Description of the task — Copy out each line of the listing that has the word "right" in it.

Dataset —
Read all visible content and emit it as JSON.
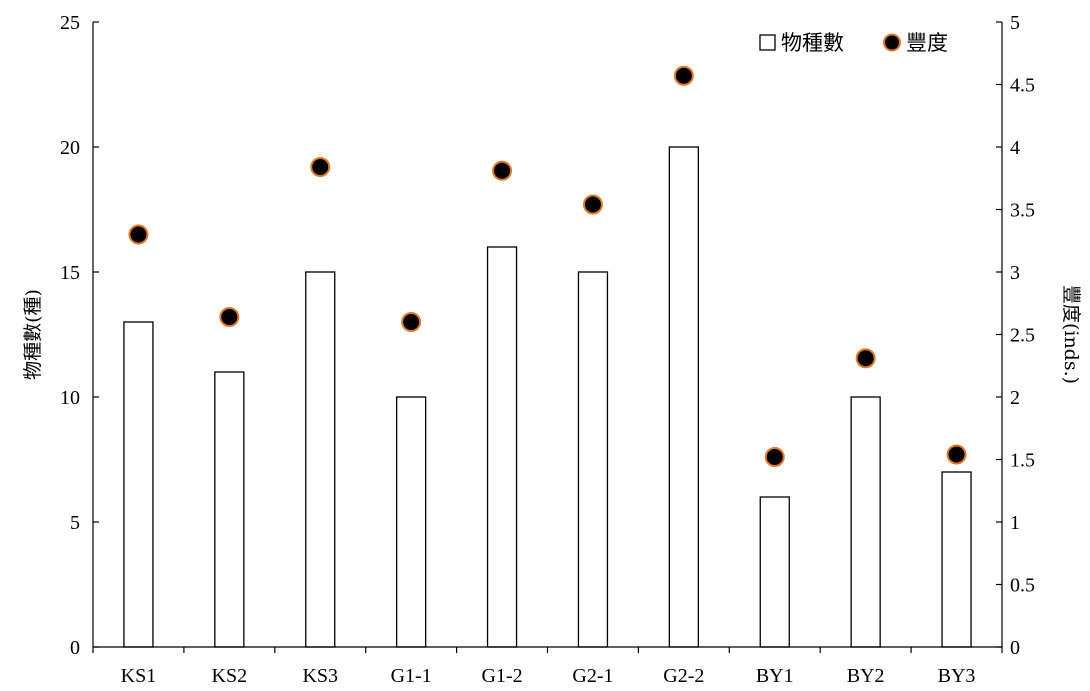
{
  "chart_data": {
    "type": "bar",
    "categories": [
      "KS1",
      "KS2",
      "KS3",
      "G1-1",
      "G1-2",
      "G2-1",
      "G2-2",
      "BY1",
      "BY2",
      "BY3"
    ],
    "series": [
      {
        "name": "物種數",
        "type": "bar",
        "axis": "left",
        "values": [
          13,
          11,
          15,
          10,
          16,
          15,
          20,
          6,
          10,
          7
        ]
      },
      {
        "name": "豐度",
        "type": "scatter",
        "axis": "right",
        "values": [
          3.3,
          2.64,
          3.84,
          2.6,
          3.81,
          3.54,
          4.57,
          1.52,
          2.31,
          1.54
        ]
      }
    ],
    "ylabel": "物種數(種)",
    "y2label": "豐度(inds.)",
    "ylim": [
      0,
      25
    ],
    "y2lim": [
      0,
      5
    ],
    "yticks": [
      "0",
      "5",
      "10",
      "15",
      "20",
      "25"
    ],
    "y2ticks": [
      "0",
      "0.5",
      "1",
      "1.5",
      "2",
      "2.5",
      "3",
      "3.5",
      "4",
      "4.5",
      "5"
    ],
    "legend_position": "top-right",
    "grid": false,
    "colors": {
      "bar_fill": "#ffffff",
      "bar_stroke": "#000000",
      "marker_fill": "#000000",
      "marker_stroke": "#e07a2a"
    }
  }
}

Response to the task —
        "axis": "right",
    "legend_position": "top-right",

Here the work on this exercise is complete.